====== Extracted data

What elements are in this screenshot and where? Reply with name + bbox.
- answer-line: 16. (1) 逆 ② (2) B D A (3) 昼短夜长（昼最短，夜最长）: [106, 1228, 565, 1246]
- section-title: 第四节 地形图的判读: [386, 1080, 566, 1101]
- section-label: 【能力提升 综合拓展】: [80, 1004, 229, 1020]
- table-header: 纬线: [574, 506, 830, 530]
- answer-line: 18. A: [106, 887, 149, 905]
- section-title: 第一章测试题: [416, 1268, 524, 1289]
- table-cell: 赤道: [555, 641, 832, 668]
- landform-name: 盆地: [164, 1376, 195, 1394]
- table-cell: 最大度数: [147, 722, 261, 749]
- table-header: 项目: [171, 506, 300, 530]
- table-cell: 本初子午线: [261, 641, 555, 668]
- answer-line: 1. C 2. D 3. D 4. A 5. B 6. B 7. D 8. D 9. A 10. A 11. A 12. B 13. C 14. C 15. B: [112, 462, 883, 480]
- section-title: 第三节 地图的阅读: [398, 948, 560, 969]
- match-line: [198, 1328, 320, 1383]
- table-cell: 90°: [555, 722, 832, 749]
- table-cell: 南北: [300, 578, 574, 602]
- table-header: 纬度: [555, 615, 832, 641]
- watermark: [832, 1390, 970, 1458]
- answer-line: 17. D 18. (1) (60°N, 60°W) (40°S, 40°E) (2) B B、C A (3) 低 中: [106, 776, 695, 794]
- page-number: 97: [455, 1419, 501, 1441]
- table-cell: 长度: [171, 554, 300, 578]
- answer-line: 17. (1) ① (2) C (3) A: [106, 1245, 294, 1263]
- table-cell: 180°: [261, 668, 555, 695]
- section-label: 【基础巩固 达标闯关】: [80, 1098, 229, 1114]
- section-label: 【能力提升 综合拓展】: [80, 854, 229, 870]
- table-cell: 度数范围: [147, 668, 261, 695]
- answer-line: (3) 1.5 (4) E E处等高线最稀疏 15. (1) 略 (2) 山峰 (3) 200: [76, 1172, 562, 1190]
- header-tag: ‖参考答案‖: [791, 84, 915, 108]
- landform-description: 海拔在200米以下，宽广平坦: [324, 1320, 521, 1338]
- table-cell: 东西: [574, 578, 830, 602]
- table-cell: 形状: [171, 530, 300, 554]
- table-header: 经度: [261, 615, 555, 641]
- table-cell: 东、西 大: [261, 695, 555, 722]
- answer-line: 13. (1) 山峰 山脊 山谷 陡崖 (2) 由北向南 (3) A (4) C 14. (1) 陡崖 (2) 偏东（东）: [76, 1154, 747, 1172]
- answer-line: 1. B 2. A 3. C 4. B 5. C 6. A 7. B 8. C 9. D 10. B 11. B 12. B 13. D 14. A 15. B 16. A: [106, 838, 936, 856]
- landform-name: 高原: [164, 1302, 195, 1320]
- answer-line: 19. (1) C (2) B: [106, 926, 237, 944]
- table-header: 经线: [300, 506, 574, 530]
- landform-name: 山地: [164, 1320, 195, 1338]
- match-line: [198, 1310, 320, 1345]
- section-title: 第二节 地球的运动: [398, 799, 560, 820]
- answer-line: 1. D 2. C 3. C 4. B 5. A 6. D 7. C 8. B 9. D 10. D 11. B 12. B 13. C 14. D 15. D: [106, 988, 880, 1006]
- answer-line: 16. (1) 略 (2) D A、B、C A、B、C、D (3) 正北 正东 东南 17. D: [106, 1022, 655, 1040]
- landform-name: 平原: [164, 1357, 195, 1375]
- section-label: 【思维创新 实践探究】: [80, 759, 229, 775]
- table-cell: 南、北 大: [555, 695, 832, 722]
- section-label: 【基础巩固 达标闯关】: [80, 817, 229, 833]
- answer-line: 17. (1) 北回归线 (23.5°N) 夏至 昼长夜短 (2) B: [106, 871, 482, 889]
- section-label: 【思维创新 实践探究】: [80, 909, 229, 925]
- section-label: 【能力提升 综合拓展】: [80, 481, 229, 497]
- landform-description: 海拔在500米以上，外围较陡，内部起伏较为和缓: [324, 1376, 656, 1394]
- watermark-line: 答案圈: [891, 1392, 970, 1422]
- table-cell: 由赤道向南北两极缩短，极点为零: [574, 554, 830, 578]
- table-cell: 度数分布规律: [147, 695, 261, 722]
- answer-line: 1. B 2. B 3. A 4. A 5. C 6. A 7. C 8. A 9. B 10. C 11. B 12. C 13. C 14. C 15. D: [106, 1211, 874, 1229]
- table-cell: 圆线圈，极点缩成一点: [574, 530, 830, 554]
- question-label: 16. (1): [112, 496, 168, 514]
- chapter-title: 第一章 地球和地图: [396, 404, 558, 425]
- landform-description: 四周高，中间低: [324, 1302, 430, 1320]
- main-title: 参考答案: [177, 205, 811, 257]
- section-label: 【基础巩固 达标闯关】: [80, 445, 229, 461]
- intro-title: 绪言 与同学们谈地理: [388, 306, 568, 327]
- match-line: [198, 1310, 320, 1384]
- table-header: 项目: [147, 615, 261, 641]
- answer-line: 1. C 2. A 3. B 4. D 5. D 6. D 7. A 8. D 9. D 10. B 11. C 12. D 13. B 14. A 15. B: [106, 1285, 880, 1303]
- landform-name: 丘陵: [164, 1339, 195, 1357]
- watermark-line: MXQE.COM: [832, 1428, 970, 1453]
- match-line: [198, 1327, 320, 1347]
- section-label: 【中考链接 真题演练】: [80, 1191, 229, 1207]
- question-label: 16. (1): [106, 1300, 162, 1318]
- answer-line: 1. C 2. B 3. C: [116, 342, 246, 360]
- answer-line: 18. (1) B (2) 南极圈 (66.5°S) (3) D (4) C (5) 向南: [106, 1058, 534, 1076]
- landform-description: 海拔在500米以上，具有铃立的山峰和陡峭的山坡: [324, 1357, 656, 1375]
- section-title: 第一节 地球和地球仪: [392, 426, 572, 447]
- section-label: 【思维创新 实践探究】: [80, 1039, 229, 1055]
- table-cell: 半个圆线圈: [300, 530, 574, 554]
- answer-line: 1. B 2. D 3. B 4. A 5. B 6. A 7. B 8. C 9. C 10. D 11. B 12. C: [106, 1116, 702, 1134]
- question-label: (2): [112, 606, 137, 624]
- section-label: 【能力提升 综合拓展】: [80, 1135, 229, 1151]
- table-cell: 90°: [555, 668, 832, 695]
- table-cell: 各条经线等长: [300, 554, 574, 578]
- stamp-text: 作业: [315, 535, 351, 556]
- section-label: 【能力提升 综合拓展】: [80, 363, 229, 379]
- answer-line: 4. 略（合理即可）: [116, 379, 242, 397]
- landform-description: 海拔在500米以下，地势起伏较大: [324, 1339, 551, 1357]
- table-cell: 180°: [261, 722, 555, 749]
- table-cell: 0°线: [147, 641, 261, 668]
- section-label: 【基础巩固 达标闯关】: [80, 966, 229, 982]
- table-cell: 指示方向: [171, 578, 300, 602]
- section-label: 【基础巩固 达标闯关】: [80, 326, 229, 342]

============

_Written request_
Return every line of the listing above verbatim, with no alteration to any of them.

_Problem solution_
What elements are in this screenshot and where? Reply with name + bbox.
- answer-line: 16. (1) 逆 ② (2) B D A (3) 昼短夜长（昼最短，夜最长）: [106, 1228, 565, 1246]
- section-title: 第四节 地形图的判读: [386, 1080, 566, 1101]
- section-label: 【能力提升 综合拓展】: [80, 1004, 229, 1020]
- table-header: 纬线: [574, 506, 830, 530]
- answer-line: 18. A: [106, 887, 149, 905]
- section-title: 第一章测试题: [416, 1268, 524, 1289]
- table-cell: 赤道: [555, 641, 832, 668]
- landform-name: 盆地: [164, 1376, 195, 1394]
- table-cell: 最大度数: [147, 722, 261, 749]
- table-header: 项目: [171, 506, 300, 530]
- table-cell: 本初子午线: [261, 641, 555, 668]
- answer-line: 1. C 2. D 3. D 4. A 5. B 6. B 7. D 8. D 9. A 10. A 11. A 12. B 13. C 14. C 15. B: [112, 462, 883, 480]
- section-title: 第三节 地图的阅读: [398, 948, 560, 969]
- match-line: [198, 1328, 320, 1383]
- table-cell: 90°: [555, 722, 832, 749]
- table-cell: 南北: [300, 578, 574, 602]
- table-header: 纬度: [555, 615, 832, 641]
- watermark: [832, 1390, 970, 1458]
- answer-line: 17. D 18. (1) (60°N, 60°W) (40°S, 40°E) (2) B B、C A (3) 低 中: [106, 776, 695, 794]
- page-number: 97: [455, 1419, 501, 1441]
- table-cell: 长度: [171, 554, 300, 578]
- answer-line: 17. (1) ① (2) C (3) A: [106, 1245, 294, 1263]
- table-cell: 180°: [261, 668, 555, 695]
- section-label: 【基础巩固 达标闯关】: [80, 1098, 229, 1114]
- section-label: 【能力提升 综合拓展】: [80, 854, 229, 870]
- table-cell: 度数范围: [147, 668, 261, 695]
- answer-line: (3) 1.5 (4) E E处等高线最稀疏 15. (1) 略 (2) 山峰 (3) 200: [76, 1172, 562, 1190]
- header-tag: ‖参考答案‖: [791, 84, 915, 108]
- landform-description: 海拔在200米以下，宽广平坦: [324, 1320, 521, 1338]
- table-cell: 东西: [574, 578, 830, 602]
- table-cell: 形状: [171, 530, 300, 554]
- table-header: 经度: [261, 615, 555, 641]
- table-cell: 东、西 大: [261, 695, 555, 722]
- answer-line: 13. (1) 山峰 山脊 山谷 陡崖 (2) 由北向南 (3) A (4) C 14. (1) 陡崖 (2) 偏东（东）: [76, 1154, 747, 1172]
- answer-line: 1. B 2. A 3. C 4. B 5. C 6. A 7. B 8. C 9. D 10. B 11. B 12. B 13. D 14. A 15. B 16. A: [106, 838, 936, 856]
- landform-name: 高原: [164, 1302, 195, 1320]
- answer-line: 19. (1) C (2) B: [106, 926, 237, 944]
- table-header: 经线: [300, 506, 574, 530]
- landform-name: 山地: [164, 1320, 195, 1338]
- match-line: [198, 1310, 320, 1345]
- section-title: 第二节 地球的运动: [398, 799, 560, 820]
- answer-line: 1. D 2. C 3. C 4. B 5. A 6. D 7. C 8. B 9. D 10. D 11. B 12. B 13. C 14. D 15. D: [106, 988, 880, 1006]
- answer-line: 16. (1) 略 (2) D A、B、C A、B、C、D (3) 正北 正东 东南 17. D: [106, 1022, 655, 1040]
- landform-name: 平原: [164, 1357, 195, 1375]
- section-label: 【思维创新 实践探究】: [80, 759, 229, 775]
- table-cell: 南、北 大: [555, 695, 832, 722]
- section-label: 【基础巩固 达标闯关】: [80, 817, 229, 833]
- answer-line: 17. (1) 北回归线 (23.5°N) 夏至 昼长夜短 (2) B: [106, 871, 482, 889]
- section-label: 【思维创新 实践探究】: [80, 909, 229, 925]
- section-label: 【能力提升 综合拓展】: [80, 481, 229, 497]
- landform-description: 海拔在500米以上，外围较陡，内部起伏较为和缓: [324, 1376, 656, 1394]
- watermark-line: 答案圈: [891, 1392, 970, 1422]
- table-cell: 由赤道向南北两极缩短，极点为零: [574, 554, 830, 578]
- table-cell: 度数分布规律: [147, 695, 261, 722]
- answer-line: 1. B 2. B 3. A 4. A 5. C 6. A 7. C 8. A 9. B 10. C 11. B 12. C 13. C 14. C 15. D: [106, 1211, 874, 1229]
- table-cell: 圆线圈，极点缩成一点: [574, 530, 830, 554]
- question-label: 16. (1): [112, 496, 168, 514]
- chapter-title: 第一章 地球和地图: [396, 404, 558, 425]
- landform-description: 四周高，中间低: [324, 1302, 430, 1320]
- main-title: 参考答案: [177, 205, 811, 257]
- section-label: 【基础巩固 达标闯关】: [80, 445, 229, 461]
- intro-title: 绪言 与同学们谈地理: [388, 306, 568, 327]
- match-line: [198, 1310, 320, 1384]
- table-header: 项目: [147, 615, 261, 641]
- answer-line: 1. C 2. A 3. B 4. D 5. D 6. D 7. A 8. D 9. D 10. B 11. C 12. D 13. B 14. A 15. B: [106, 1285, 880, 1303]
- landform-name: 丘陵: [164, 1339, 195, 1357]
- watermark-line: MXQE.COM: [832, 1428, 970, 1453]
- match-line: [198, 1327, 320, 1347]
- section-label: 【中考链接 真题演练】: [80, 1191, 229, 1207]
- question-label: 16. (1): [106, 1300, 162, 1318]
- answer-line: 1. C 2. B 3. C: [116, 342, 246, 360]
- answer-line: 18. (1) B (2) 南极圈 (66.5°S) (3) D (4) C (5) 向南: [106, 1058, 534, 1076]
- landform-description: 海拔在500米以上，具有铃立的山峰和陡峭的山坡: [324, 1357, 656, 1375]
- section-title: 第一节 地球和地球仪: [392, 426, 572, 447]
- section-label: 【思维创新 实践探究】: [80, 1039, 229, 1055]
- table-cell: 半个圆线圈: [300, 530, 574, 554]
- answer-line: 1. B 2. D 3. B 4. A 5. B 6. A 7. B 8. C 9. C 10. D 11. B 12. C: [106, 1116, 702, 1134]
- question-label: (2): [112, 606, 137, 624]
- section-label: 【能力提升 综合拓展】: [80, 1135, 229, 1151]
- table-cell: 90°: [555, 668, 832, 695]
- table-cell: 各条经线等长: [300, 554, 574, 578]
- stamp-text: 作业: [315, 535, 351, 556]
- section-label: 【能力提升 综合拓展】: [80, 363, 229, 379]
- answer-line: 4. 略（合理即可）: [116, 379, 242, 397]
- landform-description: 海拔在500米以下，地势起伏较大: [324, 1339, 551, 1357]
- table-cell: 180°: [261, 722, 555, 749]
- table-cell: 0°线: [147, 641, 261, 668]
- section-label: 【基础巩固 达标闯关】: [80, 966, 229, 982]
- table-cell: 指示方向: [171, 578, 300, 602]
- section-label: 【基础巩固 达标闯关】: [80, 326, 229, 342]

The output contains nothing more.